-- begin Extracted material --
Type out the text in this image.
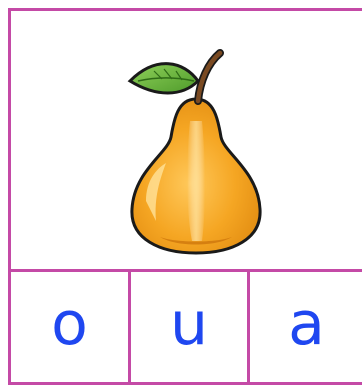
o	u	a
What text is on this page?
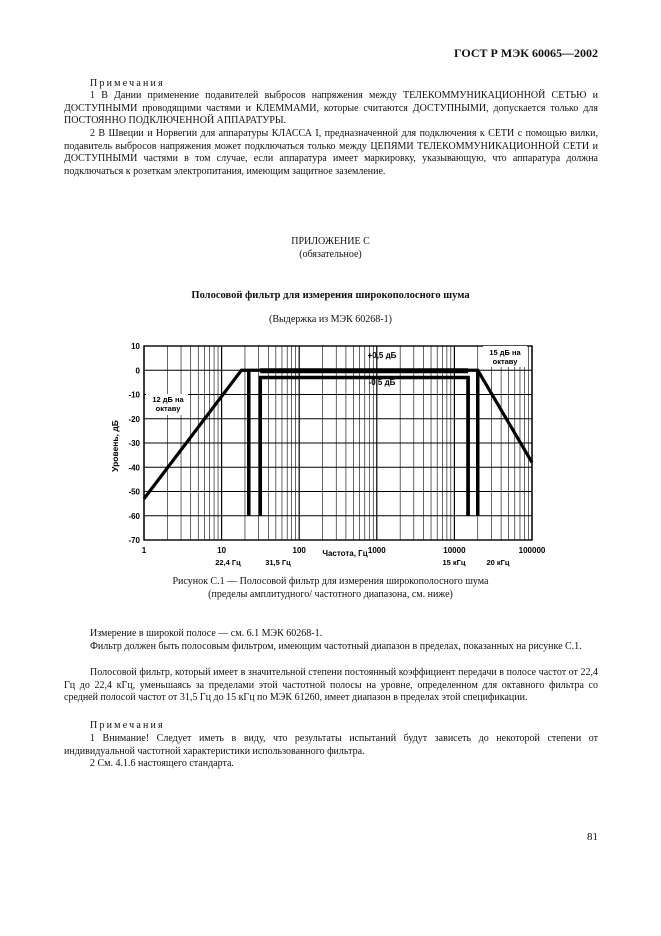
ГОСТ Р МЭК 60065—2002
Примечания
1 В Дании применение подавителей выбросов напряжения между ТЕЛЕКОММУНИКАЦИОННОЙ СЕТЬЮ и ДОСТУПНЫМИ проводящими частями и КЛЕММАМИ, которые считаются ДОСТУПНЫМИ, допускается только для ПОСТОЯННО ПОДКЛЮЧЕННОЙ АППАРАТУРЫ.
2 В Швеции и Норвегии для аппаратуры КЛАССА I, предназначенной для подключения к СЕТИ с помощью вилки, подавитель выбросов напряжения может подключаться только между ЦЕПЯМИ ТЕЛЕКОММУНИКАЦИОННОЙ СЕТИ и ДОСТУПНЫМИ частями в том случае, если аппаратура имеет маркировку, указывающую, что аппаратура должна подключаться к розеткам электропитания, имеющим защитное заземление.
ПРИЛОЖЕНИЕ С
(обязательное)
Полосовой фильтр для измерения широкополосного шума
(Выдержка из МЭК 60268-1)
1	10	100	1000	10000	100000
10
0
-10
-20
-30
-40
-50
-60
-70
Уровень, дБ
Частота, Гц
+0,5 дБ
-0,5 дБ
12 дБ на
октаву
15 дБ на
октаву
22,4 Гц	31,5 Гц	15 кГц	20 кГц
Рисунок С.1 — Полосовой фильтр для измерения широкополосного шума
(пределы амплитудного/ частотного диапазона, см. ниже)
Измерение в широкой полосе — см. 6.1 МЭК 60268-1.
Фильтр должен быть полосовым фильтром, имеющим частотный диапазон в пределах, показанных на рисунке С.1.
Полосовой фильтр, который имеет в значительной степени постоянный коэффициент передачи в полосе частот от 22,4 Гц до 22,4 кГц, уменьшаясь за пределами этой частотной полосы на уровне, определенном для октавного фильтра со средней полосой частот от 31,5 Гц до 15 кГц по МЭК 61260, имеет диапазон в пределах этой спецификации.
Примечания
1 Внимание! Следует иметь в виду, что результаты испытаний будут зависеть до некоторой степени от индивидуальной частотной характеристики использованного фильтра.
2 См. 4.1.6 настоящего стандарта.
81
-- end Extracted material --
Retype the whole listing exactly and leave the pictures out.

### Exercise answer:
Type out the text in this image.
o	u	a
What text is on this page?
ГОСТ Р МЭК 60065—2002
Примечания
1 В Дании применение подавителей выбросов напряжения между ТЕЛЕКОММУНИКАЦИОННОЙ СЕТЬЮ и ДОСТУПНЫМИ проводящими частями и КЛЕММАМИ, которые считаются ДОСТУПНЫМИ, допускается только для ПОСТОЯННО ПОДКЛЮЧЕННОЙ АППАРАТУРЫ.
2 В Швеции и Норвегии для аппаратуры КЛАССА I, предназначенной для подключения к СЕТИ с помощью вилки, подавитель выбросов напряжения может подключаться только между ЦЕПЯМИ ТЕЛЕКОММУНИКАЦИОННОЙ СЕТИ и ДОСТУПНЫМИ частями в том случае, если аппаратура имеет маркировку, указывающую, что аппаратура должна подключаться к розеткам электропитания, имеющим защитное заземление.
ПРИЛОЖЕНИЕ С
(обязательное)
Полосовой фильтр для измерения широкополосного шума
(Выдержка из МЭК 60268-1)
1	10	100	1000	10000	100000
10
0
-10
-20
-30
-40
-50
-60
-70
Уровень, дБ
Частота, Гц
+0,5 дБ
-0,5 дБ
12 дБ на
октаву
15 дБ на
октаву
22,4 Гц	31,5 Гц	15 кГц	20 кГц
Рисунок С.1 — Полосовой фильтр для измерения широкополосного шума
(пределы амплитудного/ частотного диапазона, см. ниже)
Измерение в широкой полосе — см. 6.1 МЭК 60268-1.
Фильтр должен быть полосовым фильтром, имеющим частотный диапазон в пределах, показанных на рисунке С.1.
Полосовой фильтр, который имеет в значительной степени постоянный коэффициент передачи в полосе частот от 22,4 Гц до 22,4 кГц, уменьшаясь за пределами этой частотной полосы на уровне, определенном для октавного фильтра со средней полосой частот от 31,5 Гц до 15 кГц по МЭК 61260, имеет диапазон в пределах этой спецификации.
Примечания
1 Внимание! Следует иметь в виду, что результаты испытаний будут зависеть до некоторой степени от индивидуальной частотной характеристики использованного фильтра.
2 См. 4.1.6 настоящего стандарта.
81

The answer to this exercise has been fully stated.